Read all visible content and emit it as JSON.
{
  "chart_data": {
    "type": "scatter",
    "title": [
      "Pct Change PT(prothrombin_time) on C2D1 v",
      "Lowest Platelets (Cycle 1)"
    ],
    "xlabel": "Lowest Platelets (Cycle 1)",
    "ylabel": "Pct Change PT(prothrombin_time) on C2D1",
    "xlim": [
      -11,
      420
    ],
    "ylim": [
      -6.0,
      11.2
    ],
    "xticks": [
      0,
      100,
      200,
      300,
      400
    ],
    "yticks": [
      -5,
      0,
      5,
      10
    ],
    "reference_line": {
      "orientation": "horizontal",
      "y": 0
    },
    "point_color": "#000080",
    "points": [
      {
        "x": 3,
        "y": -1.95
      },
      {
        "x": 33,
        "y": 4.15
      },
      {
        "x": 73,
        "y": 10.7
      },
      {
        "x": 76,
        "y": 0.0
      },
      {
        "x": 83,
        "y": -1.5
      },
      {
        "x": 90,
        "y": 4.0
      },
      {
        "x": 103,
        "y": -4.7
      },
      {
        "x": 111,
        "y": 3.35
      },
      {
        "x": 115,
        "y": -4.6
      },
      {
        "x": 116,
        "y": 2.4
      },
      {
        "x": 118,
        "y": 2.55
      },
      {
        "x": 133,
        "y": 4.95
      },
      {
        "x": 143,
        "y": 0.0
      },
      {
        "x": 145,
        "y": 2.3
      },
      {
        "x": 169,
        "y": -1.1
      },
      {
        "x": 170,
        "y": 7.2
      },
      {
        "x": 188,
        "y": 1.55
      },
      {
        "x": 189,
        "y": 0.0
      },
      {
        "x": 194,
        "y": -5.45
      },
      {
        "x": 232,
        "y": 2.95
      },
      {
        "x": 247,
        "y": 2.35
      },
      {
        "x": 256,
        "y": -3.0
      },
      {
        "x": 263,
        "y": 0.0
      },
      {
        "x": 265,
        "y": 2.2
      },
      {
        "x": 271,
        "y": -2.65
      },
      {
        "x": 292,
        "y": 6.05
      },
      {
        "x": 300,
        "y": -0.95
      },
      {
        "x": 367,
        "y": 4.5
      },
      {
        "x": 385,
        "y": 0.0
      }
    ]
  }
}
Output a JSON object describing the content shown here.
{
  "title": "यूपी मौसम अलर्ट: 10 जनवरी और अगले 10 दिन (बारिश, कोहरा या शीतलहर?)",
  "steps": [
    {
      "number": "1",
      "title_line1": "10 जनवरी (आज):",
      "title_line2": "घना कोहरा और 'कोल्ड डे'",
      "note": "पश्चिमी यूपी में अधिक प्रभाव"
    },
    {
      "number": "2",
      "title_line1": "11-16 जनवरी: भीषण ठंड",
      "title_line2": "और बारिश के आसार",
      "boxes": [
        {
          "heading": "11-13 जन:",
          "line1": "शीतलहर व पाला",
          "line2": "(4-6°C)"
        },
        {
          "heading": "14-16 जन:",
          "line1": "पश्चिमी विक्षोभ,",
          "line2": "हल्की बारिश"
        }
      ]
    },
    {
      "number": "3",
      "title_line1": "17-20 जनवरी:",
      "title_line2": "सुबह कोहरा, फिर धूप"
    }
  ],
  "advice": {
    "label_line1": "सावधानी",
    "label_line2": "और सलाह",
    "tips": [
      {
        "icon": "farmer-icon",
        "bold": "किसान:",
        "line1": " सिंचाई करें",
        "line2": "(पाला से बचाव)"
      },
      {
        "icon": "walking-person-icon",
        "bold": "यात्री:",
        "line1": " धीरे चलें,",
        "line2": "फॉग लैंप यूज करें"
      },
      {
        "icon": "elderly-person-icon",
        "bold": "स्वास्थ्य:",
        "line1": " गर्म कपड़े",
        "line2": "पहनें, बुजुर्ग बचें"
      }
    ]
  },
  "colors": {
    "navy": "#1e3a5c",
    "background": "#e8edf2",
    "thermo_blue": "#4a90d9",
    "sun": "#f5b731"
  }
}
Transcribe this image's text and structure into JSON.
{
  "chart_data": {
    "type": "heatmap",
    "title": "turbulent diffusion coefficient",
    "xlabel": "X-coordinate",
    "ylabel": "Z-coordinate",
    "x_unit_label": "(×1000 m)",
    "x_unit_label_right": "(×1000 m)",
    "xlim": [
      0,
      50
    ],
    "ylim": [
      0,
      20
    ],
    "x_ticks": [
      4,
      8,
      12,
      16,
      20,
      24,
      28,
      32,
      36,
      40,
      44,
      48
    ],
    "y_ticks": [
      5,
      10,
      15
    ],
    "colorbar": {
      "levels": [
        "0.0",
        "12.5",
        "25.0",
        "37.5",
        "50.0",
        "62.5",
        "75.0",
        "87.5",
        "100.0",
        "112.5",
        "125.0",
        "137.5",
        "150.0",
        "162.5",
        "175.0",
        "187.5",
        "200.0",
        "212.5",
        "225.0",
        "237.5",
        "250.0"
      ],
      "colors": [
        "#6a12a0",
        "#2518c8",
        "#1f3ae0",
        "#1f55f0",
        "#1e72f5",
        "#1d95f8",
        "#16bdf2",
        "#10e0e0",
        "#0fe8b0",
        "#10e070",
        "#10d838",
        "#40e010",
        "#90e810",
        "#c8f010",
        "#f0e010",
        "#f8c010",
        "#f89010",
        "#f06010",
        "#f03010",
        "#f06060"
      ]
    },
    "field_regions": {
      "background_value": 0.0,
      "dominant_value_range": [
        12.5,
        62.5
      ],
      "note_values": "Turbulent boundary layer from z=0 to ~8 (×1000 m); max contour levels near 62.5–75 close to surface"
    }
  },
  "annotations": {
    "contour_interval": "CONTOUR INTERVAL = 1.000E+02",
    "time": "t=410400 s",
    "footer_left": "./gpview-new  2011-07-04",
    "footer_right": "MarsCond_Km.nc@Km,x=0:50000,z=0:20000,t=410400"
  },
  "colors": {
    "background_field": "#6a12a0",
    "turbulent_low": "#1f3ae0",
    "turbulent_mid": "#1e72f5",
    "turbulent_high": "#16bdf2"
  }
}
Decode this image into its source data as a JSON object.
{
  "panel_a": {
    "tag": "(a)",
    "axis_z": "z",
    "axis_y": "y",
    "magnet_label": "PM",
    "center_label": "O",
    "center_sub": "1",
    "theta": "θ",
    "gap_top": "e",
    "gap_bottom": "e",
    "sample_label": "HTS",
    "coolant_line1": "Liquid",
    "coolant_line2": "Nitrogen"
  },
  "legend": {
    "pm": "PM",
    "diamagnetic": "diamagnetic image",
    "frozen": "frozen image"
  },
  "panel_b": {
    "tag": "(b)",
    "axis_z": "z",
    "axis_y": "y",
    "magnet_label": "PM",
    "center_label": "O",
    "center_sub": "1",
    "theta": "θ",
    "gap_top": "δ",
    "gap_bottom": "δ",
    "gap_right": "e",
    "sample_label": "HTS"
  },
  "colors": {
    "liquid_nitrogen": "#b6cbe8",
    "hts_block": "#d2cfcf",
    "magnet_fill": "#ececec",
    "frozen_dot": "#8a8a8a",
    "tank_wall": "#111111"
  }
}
================================
TO DO | Write out the records above again, keeping each one identical to the original.

WRITTEN REPLY |
Read all visible content and emit it as JSON.
{
  "chart_data": {
    "type": "scatter",
    "title": [
      "Pct Change PT(prothrombin_time) on C2D1 v",
      "Lowest Platelets (Cycle 1)"
    ],
    "xlabel": "Lowest Platelets (Cycle 1)",
    "ylabel": "Pct Change PT(prothrombin_time) on C2D1",
    "xlim": [
      -11,
      420
    ],
    "ylim": [
      -6.0,
      11.2
    ],
    "xticks": [
      0,
      100,
      200,
      300,
      400
    ],
    "yticks": [
      -5,
      0,
      5,
      10
    ],
    "reference_line": {
      "orientation": "horizontal",
      "y": 0
    },
    "point_color": "#000080",
    "points": [
      {
        "x": 3,
        "y": -1.95
      },
      {
        "x": 33,
        "y": 4.15
      },
      {
        "x": 73,
        "y": 10.7
      },
      {
        "x": 76,
        "y": 0.0
      },
      {
        "x": 83,
        "y": -1.5
      },
      {
        "x": 90,
        "y": 4.0
      },
      {
        "x": 103,
        "y": -4.7
      },
      {
        "x": 111,
        "y": 3.35
      },
      {
        "x": 115,
        "y": -4.6
      },
      {
        "x": 116,
        "y": 2.4
      },
      {
        "x": 118,
        "y": 2.55
      },
      {
        "x": 133,
        "y": 4.95
      },
      {
        "x": 143,
        "y": 0.0
      },
      {
        "x": 145,
        "y": 2.3
      },
      {
        "x": 169,
        "y": -1.1
      },
      {
        "x": 170,
        "y": 7.2
      },
      {
        "x": 188,
        "y": 1.55
      },
      {
        "x": 189,
        "y": 0.0
      },
      {
        "x": 194,
        "y": -5.45
      },
      {
        "x": 232,
        "y": 2.95
      },
      {
        "x": 247,
        "y": 2.35
      },
      {
        "x": 256,
        "y": -3.0
      },
      {
        "x": 263,
        "y": 0.0
      },
      {
        "x": 265,
        "y": 2.2
      },
      {
        "x": 271,
        "y": -2.65
      },
      {
        "x": 292,
        "y": 6.05
      },
      {
        "x": 300,
        "y": -0.95
      },
      {
        "x": 367,
        "y": 4.5
      },
      {
        "x": 385,
        "y": 0.0
      }
    ]
  }
}
Output a JSON object describing the content shown here.
{
  "title": "यूपी मौसम अलर्ट: 10 जनवरी और अगले 10 दिन (बारिश, कोहरा या शीतलहर?)",
  "steps": [
    {
      "number": "1",
      "title_line1": "10 जनवरी (आज):",
      "title_line2": "घना कोहरा और 'कोल्ड डे'",
      "note": "पश्चिमी यूपी में अधिक प्रभाव"
    },
    {
      "number": "2",
      "title_line1": "11-16 जनवरी: भीषण ठंड",
      "title_line2": "और बारिश के आसार",
      "boxes": [
        {
          "heading": "11-13 जन:",
          "line1": "शीतलहर व पाला",
          "line2": "(4-6°C)"
        },
        {
          "heading": "14-16 जन:",
          "line1": "पश्चिमी विक्षोभ,",
          "line2": "हल्की बारिश"
        }
      ]
    },
    {
      "number": "3",
      "title_line1": "17-20 जनवरी:",
      "title_line2": "सुबह कोहरा, फिर धूप"
    }
  ],
  "advice": {
    "label_line1": "सावधानी",
    "label_line2": "और सलाह",
    "tips": [
      {
        "icon": "farmer-icon",
        "bold": "किसान:",
        "line1": " सिंचाई करें",
        "line2": "(पाला से बचाव)"
      },
      {
        "icon": "walking-person-icon",
        "bold": "यात्री:",
        "line1": " धीरे चलें,",
        "line2": "फॉग लैंप यूज करें"
      },
      {
        "icon": "elderly-person-icon",
        "bold": "स्वास्थ्य:",
        "line1": " गर्म कपड़े",
        "line2": "पहनें, बुजुर्ग बचें"
      }
    ]
  },
  "colors": {
    "navy": "#1e3a5c",
    "background": "#e8edf2",
    "thermo_blue": "#4a90d9",
    "sun": "#f5b731"
  }
}
Transcribe this image's text and structure into JSON.
{
  "chart_data": {
    "type": "heatmap",
    "title": "turbulent diffusion coefficient",
    "xlabel": "X-coordinate",
    "ylabel": "Z-coordinate",
    "x_unit_label": "(×1000 m)",
    "x_unit_label_right": "(×1000 m)",
    "xlim": [
      0,
      50
    ],
    "ylim": [
      0,
      20
    ],
    "x_ticks": [
      4,
      8,
      12,
      16,
      20,
      24,
      28,
      32,
      36,
      40,
      44,
      48
    ],
    "y_ticks": [
      5,
      10,
      15
    ],
    "colorbar": {
      "levels": [
        "0.0",
        "12.5",
        "25.0",
        "37.5",
        "50.0",
        "62.5",
        "75.0",
        "87.5",
        "100.0",
        "112.5",
        "125.0",
        "137.5",
        "150.0",
        "162.5",
        "175.0",
        "187.5",
        "200.0",
        "212.5",
        "225.0",
        "237.5",
        "250.0"
      ],
      "colors": [
        "#6a12a0",
        "#2518c8",
        "#1f3ae0",
        "#1f55f0",
        "#1e72f5",
        "#1d95f8",
        "#16bdf2",
        "#10e0e0",
        "#0fe8b0",
        "#10e070",
        "#10d838",
        "#40e010",
        "#90e810",
        "#c8f010",
        "#f0e010",
        "#f8c010",
        "#f89010",
        "#f06010",
        "#f03010",
        "#f06060"
      ]
    },
    "field_regions": {
      "background_value": 0.0,
      "dominant_value_range": [
        12.5,
        62.5
      ],
      "note_values": "Turbulent boundary layer from z=0 to ~8 (×1000 m); max contour levels near 62.5–75 close to surface"
    }
  },
  "annotations": {
    "contour_interval": "CONTOUR INTERVAL = 1.000E+02",
    "time": "t=410400 s",
    "footer_left": "./gpview-new  2011-07-04",
    "footer_right": "MarsCond_Km.nc@Km,x=0:50000,z=0:20000,t=410400"
  },
  "colors": {
    "background_field": "#6a12a0",
    "turbulent_low": "#1f3ae0",
    "turbulent_mid": "#1e72f5",
    "turbulent_high": "#16bdf2"
  }
}
Decode this image into its source data as a JSON object.
{
  "panel_a": {
    "tag": "(a)",
    "axis_z": "z",
    "axis_y": "y",
    "magnet_label": "PM",
    "center_label": "O",
    "center_sub": "1",
    "theta": "θ",
    "gap_top": "e",
    "gap_bottom": "e",
    "sample_label": "HTS",
    "coolant_line1": "Liquid",
    "coolant_line2": "Nitrogen"
  },
  "legend": {
    "pm": "PM",
    "diamagnetic": "diamagnetic image",
    "frozen": "frozen image"
  },
  "panel_b": {
    "tag": "(b)",
    "axis_z": "z",
    "axis_y": "y",
    "magnet_label": "PM",
    "center_label": "O",
    "center_sub": "1",
    "theta": "θ",
    "gap_top": "δ",
    "gap_bottom": "δ",
    "gap_right": "e",
    "sample_label": "HTS"
  },
  "colors": {
    "liquid_nitrogen": "#b6cbe8",
    "hts_block": "#d2cfcf",
    "magnet_fill": "#ececec",
    "frozen_dot": "#8a8a8a",
    "tank_wall": "#111111"
  }
}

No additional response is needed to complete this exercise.